## [Instructions for the task]
Transcribe every entry word for word, leaving out all images.

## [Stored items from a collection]
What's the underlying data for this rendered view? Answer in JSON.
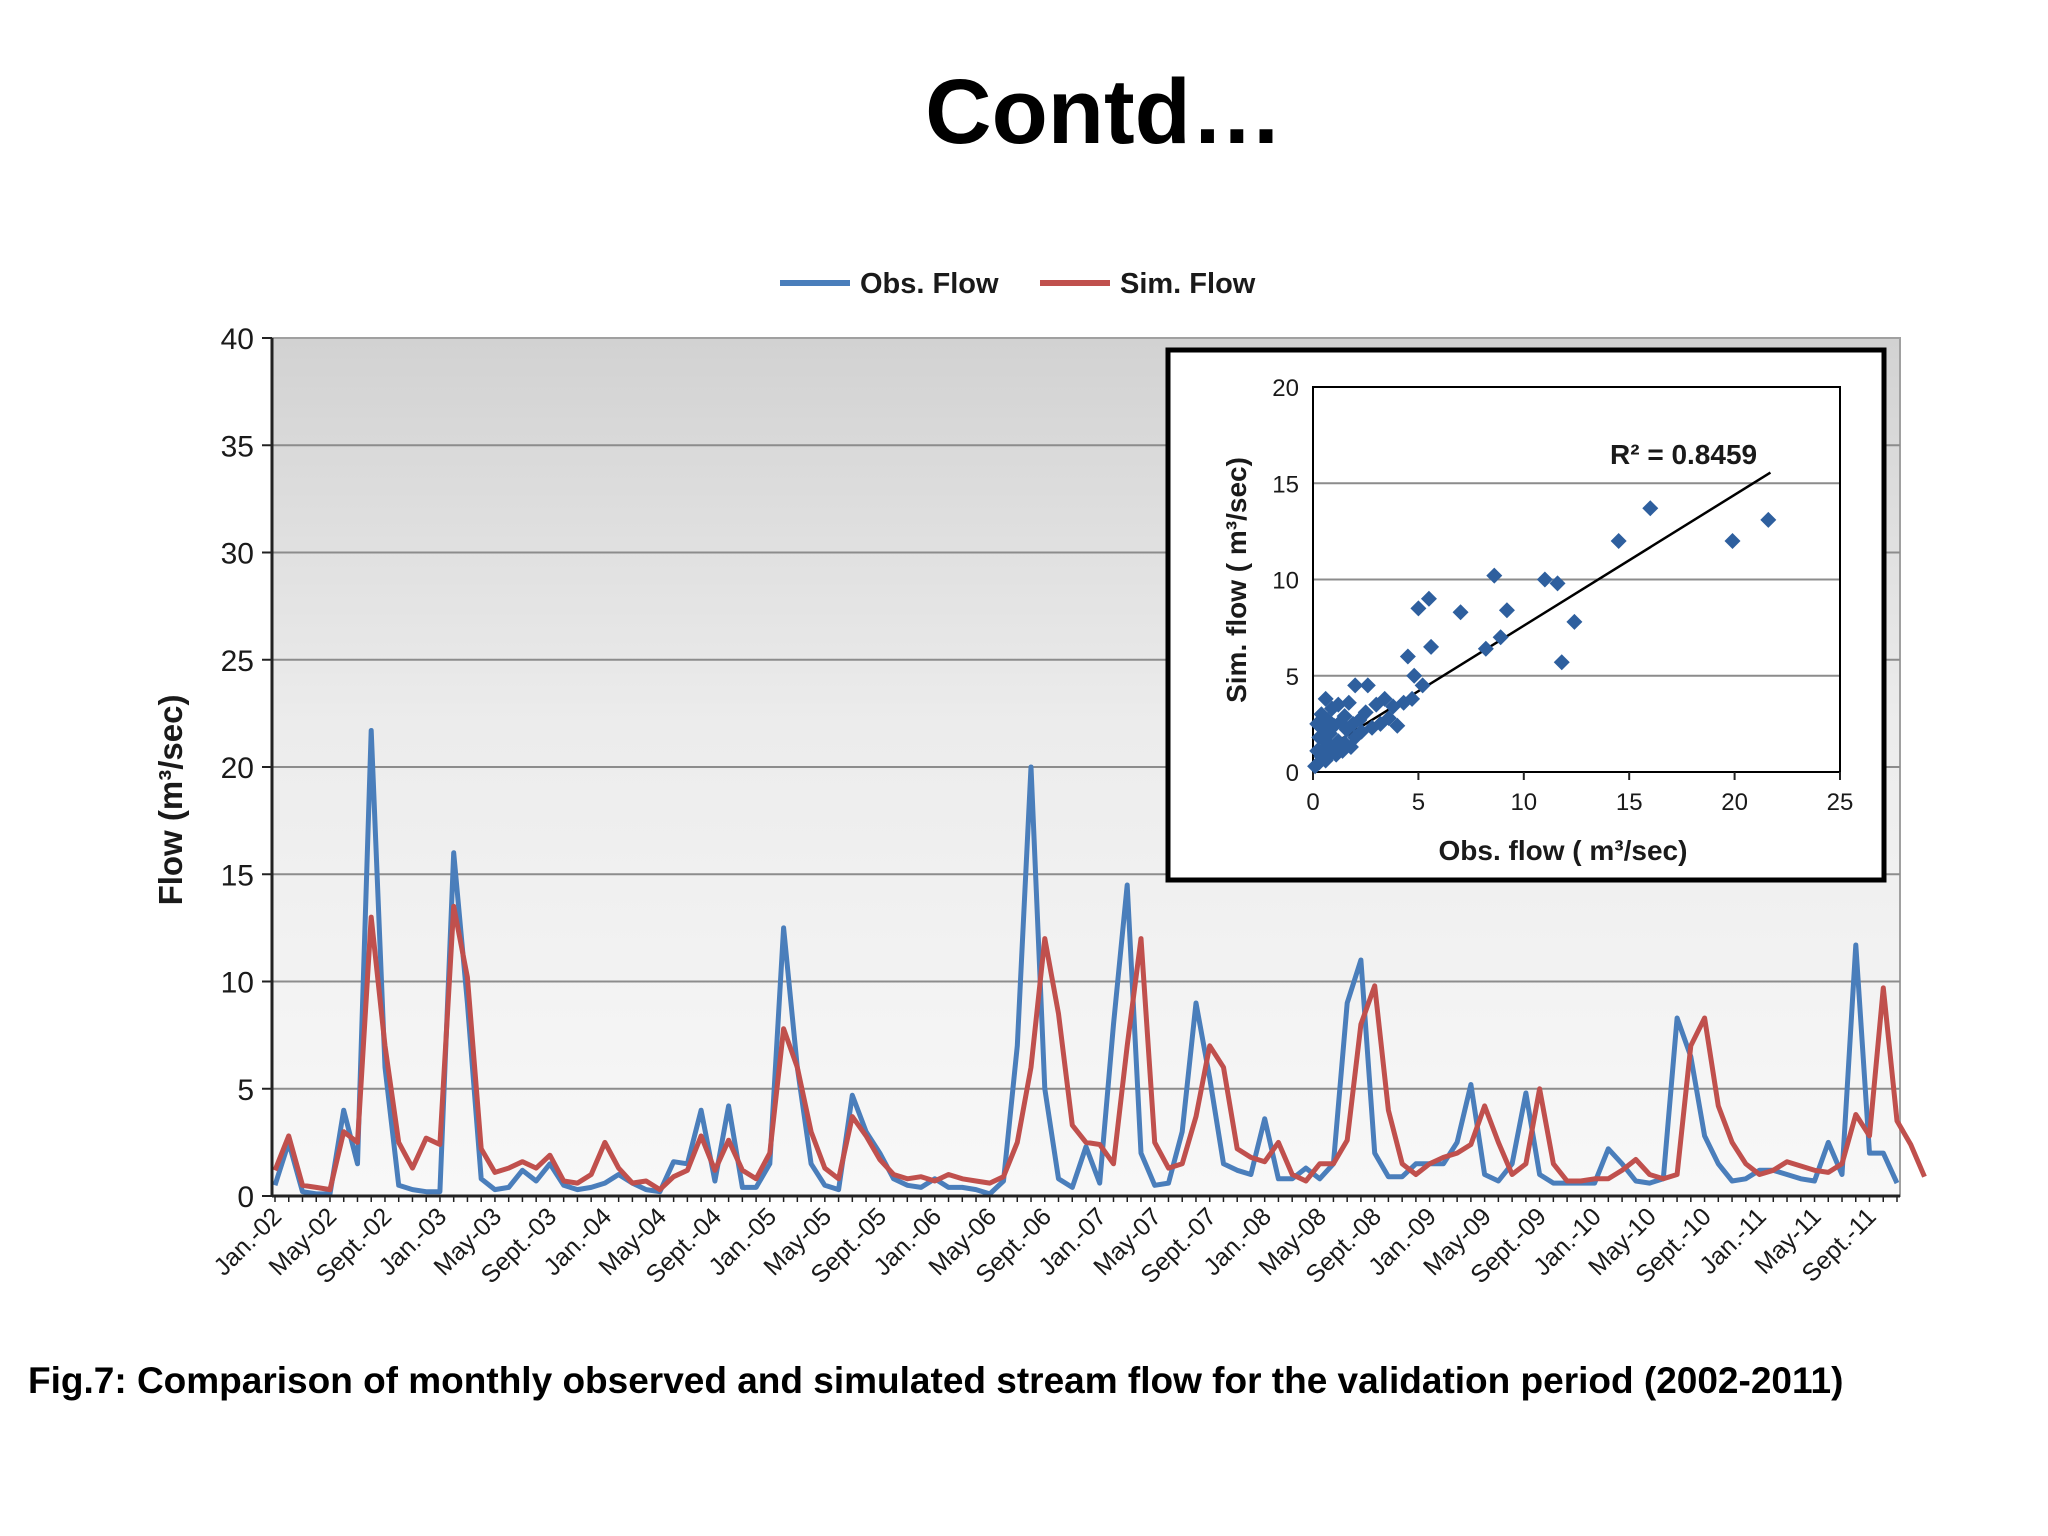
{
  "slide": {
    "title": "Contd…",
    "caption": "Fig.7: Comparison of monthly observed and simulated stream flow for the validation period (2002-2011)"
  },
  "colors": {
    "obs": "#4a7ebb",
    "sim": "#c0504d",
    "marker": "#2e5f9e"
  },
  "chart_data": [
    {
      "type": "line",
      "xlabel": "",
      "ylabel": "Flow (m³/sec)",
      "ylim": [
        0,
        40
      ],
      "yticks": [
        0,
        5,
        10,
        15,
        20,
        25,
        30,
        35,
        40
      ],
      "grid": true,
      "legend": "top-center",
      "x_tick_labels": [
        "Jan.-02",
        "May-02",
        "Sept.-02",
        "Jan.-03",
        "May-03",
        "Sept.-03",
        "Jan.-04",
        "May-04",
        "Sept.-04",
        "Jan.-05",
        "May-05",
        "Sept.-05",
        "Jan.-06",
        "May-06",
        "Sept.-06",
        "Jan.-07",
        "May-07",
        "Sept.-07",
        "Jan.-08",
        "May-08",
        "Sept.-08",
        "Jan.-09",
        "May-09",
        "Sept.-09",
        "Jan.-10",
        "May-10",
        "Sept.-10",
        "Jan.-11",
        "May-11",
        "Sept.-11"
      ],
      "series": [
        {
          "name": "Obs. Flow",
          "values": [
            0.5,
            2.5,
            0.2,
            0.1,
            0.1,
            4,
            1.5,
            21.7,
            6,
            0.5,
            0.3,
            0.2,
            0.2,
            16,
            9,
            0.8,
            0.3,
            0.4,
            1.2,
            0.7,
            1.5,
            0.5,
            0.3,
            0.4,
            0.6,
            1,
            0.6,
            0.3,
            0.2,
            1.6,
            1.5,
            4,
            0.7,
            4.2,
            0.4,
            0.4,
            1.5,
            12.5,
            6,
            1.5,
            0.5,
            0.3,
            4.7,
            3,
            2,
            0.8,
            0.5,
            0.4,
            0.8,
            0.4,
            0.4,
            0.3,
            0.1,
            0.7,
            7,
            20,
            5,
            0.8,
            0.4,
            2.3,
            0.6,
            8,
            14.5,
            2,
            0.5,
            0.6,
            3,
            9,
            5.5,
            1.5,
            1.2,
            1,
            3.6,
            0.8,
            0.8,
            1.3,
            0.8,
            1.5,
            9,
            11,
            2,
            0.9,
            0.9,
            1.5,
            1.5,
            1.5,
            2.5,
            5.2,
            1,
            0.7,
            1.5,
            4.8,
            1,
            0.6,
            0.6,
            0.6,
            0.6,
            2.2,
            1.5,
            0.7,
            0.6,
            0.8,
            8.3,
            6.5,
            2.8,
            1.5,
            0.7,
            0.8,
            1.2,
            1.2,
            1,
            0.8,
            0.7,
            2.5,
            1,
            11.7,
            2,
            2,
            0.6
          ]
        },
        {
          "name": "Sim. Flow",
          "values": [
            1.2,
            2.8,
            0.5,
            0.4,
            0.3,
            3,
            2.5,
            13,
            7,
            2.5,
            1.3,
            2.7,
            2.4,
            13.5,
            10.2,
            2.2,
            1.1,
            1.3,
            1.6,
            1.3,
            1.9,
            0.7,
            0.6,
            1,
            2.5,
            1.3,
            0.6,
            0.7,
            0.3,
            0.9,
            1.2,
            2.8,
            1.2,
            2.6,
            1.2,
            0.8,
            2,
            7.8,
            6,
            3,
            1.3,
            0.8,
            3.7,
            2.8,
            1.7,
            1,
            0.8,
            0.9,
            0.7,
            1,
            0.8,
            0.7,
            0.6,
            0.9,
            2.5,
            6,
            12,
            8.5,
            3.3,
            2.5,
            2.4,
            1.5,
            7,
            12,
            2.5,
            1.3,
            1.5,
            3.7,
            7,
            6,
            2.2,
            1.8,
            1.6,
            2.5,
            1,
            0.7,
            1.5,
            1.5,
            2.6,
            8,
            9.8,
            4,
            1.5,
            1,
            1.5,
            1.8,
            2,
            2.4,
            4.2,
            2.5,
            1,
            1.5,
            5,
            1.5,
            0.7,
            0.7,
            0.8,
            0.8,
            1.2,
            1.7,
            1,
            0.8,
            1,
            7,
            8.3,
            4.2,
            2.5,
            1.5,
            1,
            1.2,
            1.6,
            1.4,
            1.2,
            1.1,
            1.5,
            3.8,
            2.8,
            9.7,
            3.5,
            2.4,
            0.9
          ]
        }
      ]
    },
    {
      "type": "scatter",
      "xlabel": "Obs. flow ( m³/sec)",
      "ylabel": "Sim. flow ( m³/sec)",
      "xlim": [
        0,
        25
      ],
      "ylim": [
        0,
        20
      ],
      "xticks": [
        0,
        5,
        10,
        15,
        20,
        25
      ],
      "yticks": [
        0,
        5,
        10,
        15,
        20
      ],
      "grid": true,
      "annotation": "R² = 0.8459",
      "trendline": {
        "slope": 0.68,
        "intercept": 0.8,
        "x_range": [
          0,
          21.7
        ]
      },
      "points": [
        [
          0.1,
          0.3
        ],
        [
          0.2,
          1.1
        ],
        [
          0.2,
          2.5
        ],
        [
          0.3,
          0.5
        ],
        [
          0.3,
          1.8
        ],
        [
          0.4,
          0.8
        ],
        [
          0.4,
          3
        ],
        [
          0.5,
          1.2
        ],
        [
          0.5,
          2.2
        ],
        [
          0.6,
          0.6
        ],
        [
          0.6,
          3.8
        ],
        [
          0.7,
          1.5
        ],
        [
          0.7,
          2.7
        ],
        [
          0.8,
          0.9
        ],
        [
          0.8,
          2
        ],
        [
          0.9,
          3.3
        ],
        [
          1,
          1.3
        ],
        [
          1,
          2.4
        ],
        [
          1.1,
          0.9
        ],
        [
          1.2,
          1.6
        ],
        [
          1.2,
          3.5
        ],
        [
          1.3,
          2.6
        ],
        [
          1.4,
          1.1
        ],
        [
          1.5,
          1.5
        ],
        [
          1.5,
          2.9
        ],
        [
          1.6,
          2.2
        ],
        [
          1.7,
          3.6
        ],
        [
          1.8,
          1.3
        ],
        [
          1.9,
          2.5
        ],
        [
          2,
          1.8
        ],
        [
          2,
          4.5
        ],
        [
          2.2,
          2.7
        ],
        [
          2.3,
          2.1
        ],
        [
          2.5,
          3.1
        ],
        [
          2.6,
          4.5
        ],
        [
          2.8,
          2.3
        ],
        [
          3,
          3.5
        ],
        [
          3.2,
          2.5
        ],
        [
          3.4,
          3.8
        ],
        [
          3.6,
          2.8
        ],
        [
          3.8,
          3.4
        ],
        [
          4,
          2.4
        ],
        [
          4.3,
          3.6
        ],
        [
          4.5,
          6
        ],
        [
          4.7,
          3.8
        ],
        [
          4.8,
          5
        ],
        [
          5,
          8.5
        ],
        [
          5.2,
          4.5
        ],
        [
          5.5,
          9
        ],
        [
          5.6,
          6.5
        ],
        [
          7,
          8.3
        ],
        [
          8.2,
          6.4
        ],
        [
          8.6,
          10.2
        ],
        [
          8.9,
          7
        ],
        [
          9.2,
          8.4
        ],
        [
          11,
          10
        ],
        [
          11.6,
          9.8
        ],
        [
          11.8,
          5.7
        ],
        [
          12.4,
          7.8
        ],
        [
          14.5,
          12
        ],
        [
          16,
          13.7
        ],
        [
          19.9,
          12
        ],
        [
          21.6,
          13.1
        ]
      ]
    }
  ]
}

## [The solution]
What's the underlying data for this rendered view? Answer in JSON.
{
  "slide": {
    "title": "Contd…",
    "caption": "Fig.7: Comparison of monthly observed and simulated stream flow for the validation period (2002-2011)"
  },
  "colors": {
    "obs": "#4a7ebb",
    "sim": "#c0504d",
    "marker": "#2e5f9e"
  },
  "chart_data": [
    {
      "type": "line",
      "xlabel": "",
      "ylabel": "Flow (m³/sec)",
      "ylim": [
        0,
        40
      ],
      "yticks": [
        0,
        5,
        10,
        15,
        20,
        25,
        30,
        35,
        40
      ],
      "grid": true,
      "legend": "top-center",
      "x_tick_labels": [
        "Jan.-02",
        "May-02",
        "Sept.-02",
        "Jan.-03",
        "May-03",
        "Sept.-03",
        "Jan.-04",
        "May-04",
        "Sept.-04",
        "Jan.-05",
        "May-05",
        "Sept.-05",
        "Jan.-06",
        "May-06",
        "Sept.-06",
        "Jan.-07",
        "May-07",
        "Sept.-07",
        "Jan.-08",
        "May-08",
        "Sept.-08",
        "Jan.-09",
        "May-09",
        "Sept.-09",
        "Jan.-10",
        "May-10",
        "Sept.-10",
        "Jan.-11",
        "May-11",
        "Sept.-11"
      ],
      "series": [
        {
          "name": "Obs. Flow",
          "values": [
            0.5,
            2.5,
            0.2,
            0.1,
            0.1,
            4,
            1.5,
            21.7,
            6,
            0.5,
            0.3,
            0.2,
            0.2,
            16,
            9,
            0.8,
            0.3,
            0.4,
            1.2,
            0.7,
            1.5,
            0.5,
            0.3,
            0.4,
            0.6,
            1,
            0.6,
            0.3,
            0.2,
            1.6,
            1.5,
            4,
            0.7,
            4.2,
            0.4,
            0.4,
            1.5,
            12.5,
            6,
            1.5,
            0.5,
            0.3,
            4.7,
            3,
            2,
            0.8,
            0.5,
            0.4,
            0.8,
            0.4,
            0.4,
            0.3,
            0.1,
            0.7,
            7,
            20,
            5,
            0.8,
            0.4,
            2.3,
            0.6,
            8,
            14.5,
            2,
            0.5,
            0.6,
            3,
            9,
            5.5,
            1.5,
            1.2,
            1,
            3.6,
            0.8,
            0.8,
            1.3,
            0.8,
            1.5,
            9,
            11,
            2,
            0.9,
            0.9,
            1.5,
            1.5,
            1.5,
            2.5,
            5.2,
            1,
            0.7,
            1.5,
            4.8,
            1,
            0.6,
            0.6,
            0.6,
            0.6,
            2.2,
            1.5,
            0.7,
            0.6,
            0.8,
            8.3,
            6.5,
            2.8,
            1.5,
            0.7,
            0.8,
            1.2,
            1.2,
            1,
            0.8,
            0.7,
            2.5,
            1,
            11.7,
            2,
            2,
            0.6
          ]
        },
        {
          "name": "Sim. Flow",
          "values": [
            1.2,
            2.8,
            0.5,
            0.4,
            0.3,
            3,
            2.5,
            13,
            7,
            2.5,
            1.3,
            2.7,
            2.4,
            13.5,
            10.2,
            2.2,
            1.1,
            1.3,
            1.6,
            1.3,
            1.9,
            0.7,
            0.6,
            1,
            2.5,
            1.3,
            0.6,
            0.7,
            0.3,
            0.9,
            1.2,
            2.8,
            1.2,
            2.6,
            1.2,
            0.8,
            2,
            7.8,
            6,
            3,
            1.3,
            0.8,
            3.7,
            2.8,
            1.7,
            1,
            0.8,
            0.9,
            0.7,
            1,
            0.8,
            0.7,
            0.6,
            0.9,
            2.5,
            6,
            12,
            8.5,
            3.3,
            2.5,
            2.4,
            1.5,
            7,
            12,
            2.5,
            1.3,
            1.5,
            3.7,
            7,
            6,
            2.2,
            1.8,
            1.6,
            2.5,
            1,
            0.7,
            1.5,
            1.5,
            2.6,
            8,
            9.8,
            4,
            1.5,
            1,
            1.5,
            1.8,
            2,
            2.4,
            4.2,
            2.5,
            1,
            1.5,
            5,
            1.5,
            0.7,
            0.7,
            0.8,
            0.8,
            1.2,
            1.7,
            1,
            0.8,
            1,
            7,
            8.3,
            4.2,
            2.5,
            1.5,
            1,
            1.2,
            1.6,
            1.4,
            1.2,
            1.1,
            1.5,
            3.8,
            2.8,
            9.7,
            3.5,
            2.4,
            0.9
          ]
        }
      ]
    },
    {
      "type": "scatter",
      "xlabel": "Obs. flow ( m³/sec)",
      "ylabel": "Sim. flow ( m³/sec)",
      "xlim": [
        0,
        25
      ],
      "ylim": [
        0,
        20
      ],
      "xticks": [
        0,
        5,
        10,
        15,
        20,
        25
      ],
      "yticks": [
        0,
        5,
        10,
        15,
        20
      ],
      "grid": true,
      "annotation": "R² = 0.8459",
      "trendline": {
        "slope": 0.68,
        "intercept": 0.8,
        "x_range": [
          0,
          21.7
        ]
      },
      "points": [
        [
          0.1,
          0.3
        ],
        [
          0.2,
          1.1
        ],
        [
          0.2,
          2.5
        ],
        [
          0.3,
          0.5
        ],
        [
          0.3,
          1.8
        ],
        [
          0.4,
          0.8
        ],
        [
          0.4,
          3
        ],
        [
          0.5,
          1.2
        ],
        [
          0.5,
          2.2
        ],
        [
          0.6,
          0.6
        ],
        [
          0.6,
          3.8
        ],
        [
          0.7,
          1.5
        ],
        [
          0.7,
          2.7
        ],
        [
          0.8,
          0.9
        ],
        [
          0.8,
          2
        ],
        [
          0.9,
          3.3
        ],
        [
          1,
          1.3
        ],
        [
          1,
          2.4
        ],
        [
          1.1,
          0.9
        ],
        [
          1.2,
          1.6
        ],
        [
          1.2,
          3.5
        ],
        [
          1.3,
          2.6
        ],
        [
          1.4,
          1.1
        ],
        [
          1.5,
          1.5
        ],
        [
          1.5,
          2.9
        ],
        [
          1.6,
          2.2
        ],
        [
          1.7,
          3.6
        ],
        [
          1.8,
          1.3
        ],
        [
          1.9,
          2.5
        ],
        [
          2,
          1.8
        ],
        [
          2,
          4.5
        ],
        [
          2.2,
          2.7
        ],
        [
          2.3,
          2.1
        ],
        [
          2.5,
          3.1
        ],
        [
          2.6,
          4.5
        ],
        [
          2.8,
          2.3
        ],
        [
          3,
          3.5
        ],
        [
          3.2,
          2.5
        ],
        [
          3.4,
          3.8
        ],
        [
          3.6,
          2.8
        ],
        [
          3.8,
          3.4
        ],
        [
          4,
          2.4
        ],
        [
          4.3,
          3.6
        ],
        [
          4.5,
          6
        ],
        [
          4.7,
          3.8
        ],
        [
          4.8,
          5
        ],
        [
          5,
          8.5
        ],
        [
          5.2,
          4.5
        ],
        [
          5.5,
          9
        ],
        [
          5.6,
          6.5
        ],
        [
          7,
          8.3
        ],
        [
          8.2,
          6.4
        ],
        [
          8.6,
          10.2
        ],
        [
          8.9,
          7
        ],
        [
          9.2,
          8.4
        ],
        [
          11,
          10
        ],
        [
          11.6,
          9.8
        ],
        [
          11.8,
          5.7
        ],
        [
          12.4,
          7.8
        ],
        [
          14.5,
          12
        ],
        [
          16,
          13.7
        ],
        [
          19.9,
          12
        ],
        [
          21.6,
          13.1
        ]
      ]
    }
  ]
}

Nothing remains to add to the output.